[WHAT TO WORK ON]
Copy each line below in which the string "name" occurs.

'''

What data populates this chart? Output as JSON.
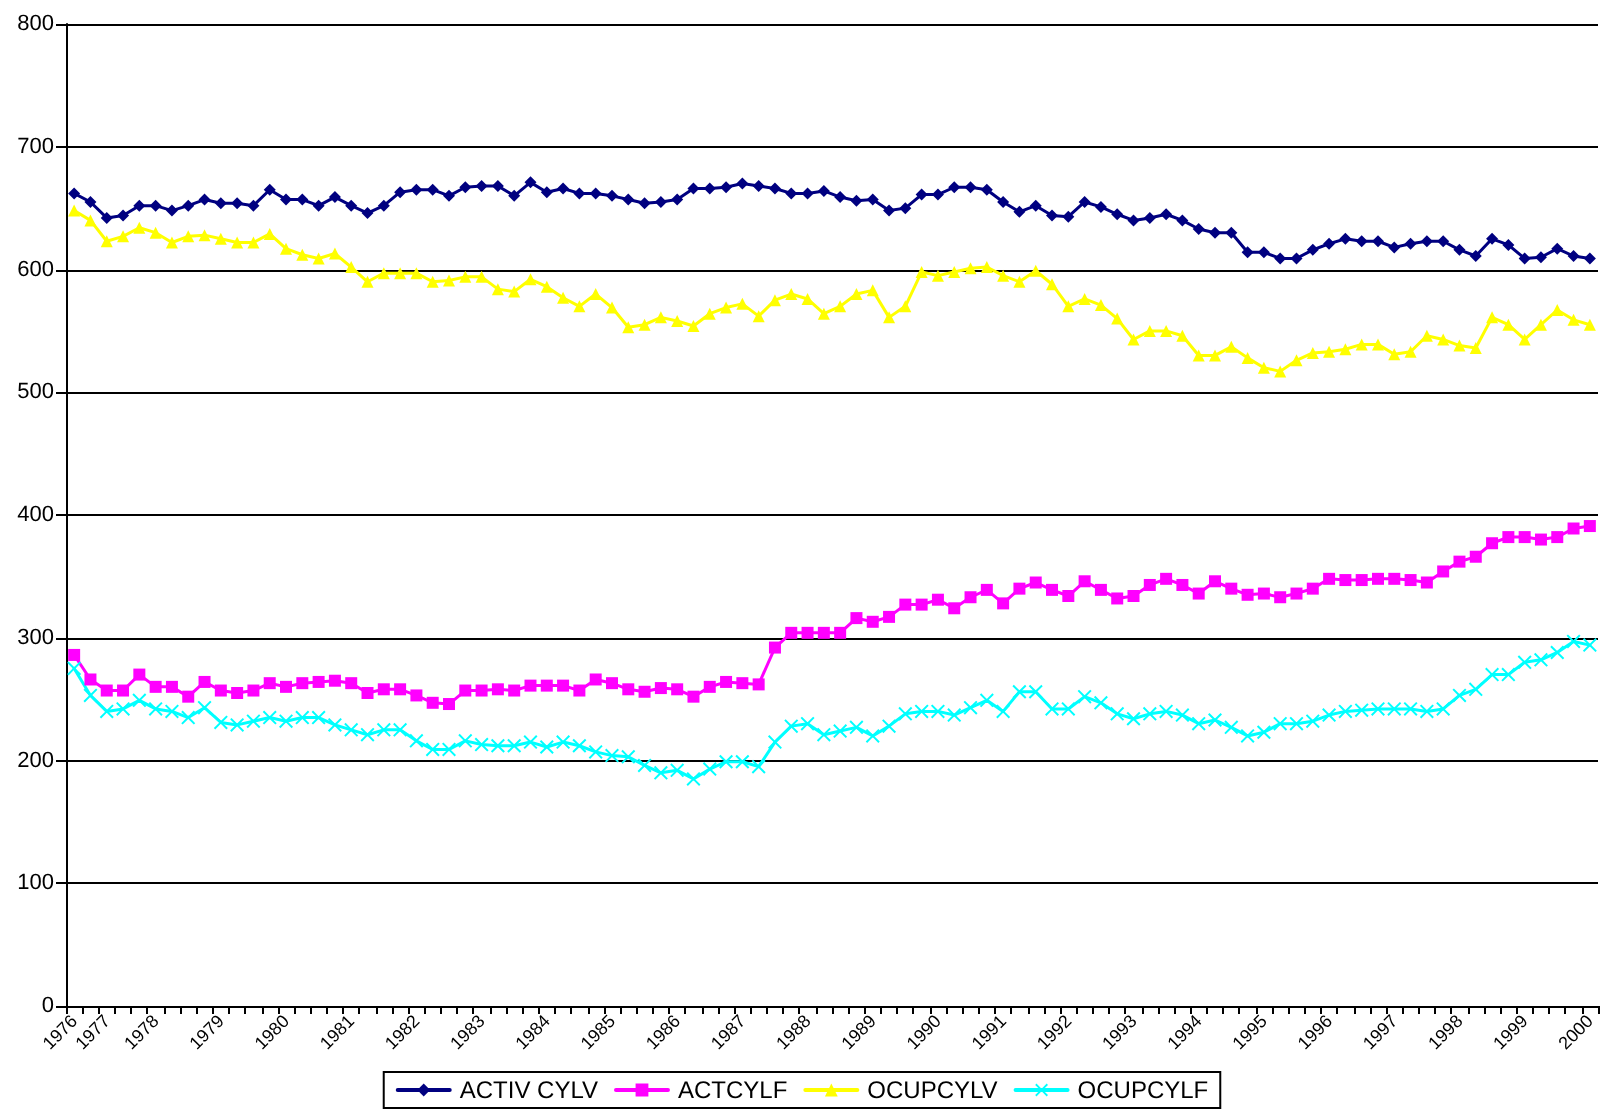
{
  "chart_data": {
    "type": "line",
    "categories": [
      "1976",
      null,
      "1977",
      null,
      null,
      "1978",
      null,
      null,
      null,
      "1979",
      null,
      null,
      null,
      "1980",
      null,
      null,
      null,
      "1981",
      null,
      null,
      null,
      "1982",
      null,
      null,
      null,
      "1983",
      null,
      null,
      null,
      "1984",
      null,
      null,
      null,
      "1985",
      null,
      null,
      null,
      "1986",
      null,
      null,
      null,
      "1987",
      null,
      null,
      null,
      "1988",
      null,
      null,
      null,
      "1989",
      null,
      null,
      null,
      "1990",
      null,
      null,
      null,
      "1991",
      null,
      null,
      null,
      "1992",
      null,
      null,
      null,
      "1993",
      null,
      null,
      null,
      "1994",
      null,
      null,
      null,
      "1995",
      null,
      null,
      null,
      "1996",
      null,
      null,
      null,
      "1997",
      null,
      null,
      null,
      "1998",
      null,
      null,
      null,
      "1999",
      null,
      null,
      null,
      "2000"
    ],
    "series": [
      {
        "name": "ACTIV CYLV",
        "color": "#000080",
        "marker": "diamond",
        "values": [
          662,
          655,
          642,
          644,
          652,
          652,
          648,
          652,
          657,
          654,
          654,
          652,
          665,
          657,
          657,
          652,
          659,
          652,
          646,
          652,
          663,
          665,
          665,
          660,
          667,
          668,
          668,
          660,
          671,
          663,
          666,
          662,
          662,
          660,
          657,
          654,
          655,
          657,
          666,
          666,
          667,
          670,
          668,
          666,
          662,
          662,
          664,
          659,
          656,
          657,
          648,
          650,
          661,
          661,
          667,
          667,
          665,
          655,
          647,
          652,
          644,
          643,
          655,
          651,
          645,
          640,
          642,
          645,
          640,
          633,
          630,
          630,
          614,
          614,
          609,
          609,
          616,
          621,
          625,
          623,
          623,
          618,
          621,
          623,
          623,
          616,
          611,
          625,
          620,
          609,
          610,
          617,
          611,
          609
        ]
      },
      {
        "name": "ACTCYLF",
        "color": "#ff00ff",
        "marker": "square",
        "values": [
          286,
          266,
          257,
          257,
          270,
          260,
          260,
          252,
          264,
          257,
          255,
          257,
          263,
          260,
          263,
          264,
          265,
          263,
          255,
          258,
          258,
          253,
          247,
          246,
          257,
          257,
          258,
          257,
          261,
          261,
          261,
          257,
          266,
          263,
          258,
          256,
          259,
          258,
          252,
          260,
          264,
          263,
          262,
          292,
          304,
          304,
          304,
          304,
          316,
          313,
          317,
          327,
          327,
          331,
          324,
          333,
          339,
          328,
          340,
          345,
          339,
          334,
          346,
          339,
          332,
          334,
          343,
          348,
          343,
          336,
          346,
          340,
          335,
          336,
          333,
          336,
          340,
          348,
          347,
          347,
          348,
          348,
          347,
          345,
          354,
          362,
          366,
          377,
          382,
          382,
          380,
          382,
          389,
          391
        ]
      },
      {
        "name": "OCUPCYLV",
        "color": "#ffff00",
        "marker": "triangle",
        "values": [
          648,
          640,
          623,
          627,
          634,
          630,
          622,
          627,
          628,
          625,
          622,
          622,
          629,
          617,
          612,
          609,
          613,
          602,
          590,
          597,
          597,
          597,
          590,
          591,
          594,
          594,
          584,
          582,
          592,
          586,
          577,
          570,
          580,
          569,
          553,
          555,
          561,
          558,
          554,
          564,
          569,
          572,
          562,
          575,
          580,
          576,
          564,
          570,
          580,
          583,
          561,
          570,
          598,
          595,
          598,
          601,
          602,
          595,
          590,
          599,
          588,
          570,
          576,
          571,
          560,
          543,
          550,
          550,
          546,
          530,
          530,
          537,
          528,
          520,
          517,
          526,
          532,
          533,
          535,
          539,
          539,
          531,
          533,
          546,
          543,
          538,
          536,
          561,
          555,
          543,
          555,
          567,
          559,
          555
        ]
      },
      {
        "name": "OCUPCYLF",
        "color": "#00ffff",
        "marker": "cross",
        "values": [
          275,
          253,
          240,
          242,
          249,
          242,
          240,
          235,
          243,
          231,
          229,
          232,
          235,
          232,
          235,
          235,
          229,
          225,
          221,
          225,
          225,
          216,
          209,
          209,
          216,
          213,
          212,
          212,
          215,
          211,
          215,
          212,
          207,
          204,
          203,
          196,
          190,
          192,
          185,
          193,
          199,
          199,
          195,
          215,
          228,
          230,
          221,
          224,
          227,
          220,
          228,
          238,
          240,
          240,
          237,
          243,
          249,
          240,
          256,
          256,
          242,
          242,
          252,
          247,
          238,
          234,
          238,
          240,
          237,
          230,
          233,
          227,
          220,
          223,
          230,
          230,
          232,
          237,
          240,
          241,
          242,
          242,
          242,
          240,
          242,
          253,
          258,
          270,
          270,
          280,
          282,
          288,
          297,
          294
        ]
      }
    ],
    "ylim": [
      0,
      800
    ],
    "yticks": [
      0,
      100,
      200,
      300,
      400,
      500,
      600,
      700,
      800
    ],
    "grid": "y",
    "legend": "bottom",
    "line_style": "solid"
  }
}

'''

[FINISHED TASK]
        "name": "ACTIV CYLV",
        "name": "ACTCYLF",
        "name": "OCUPCYLV",
        "name": "OCUPCYLF",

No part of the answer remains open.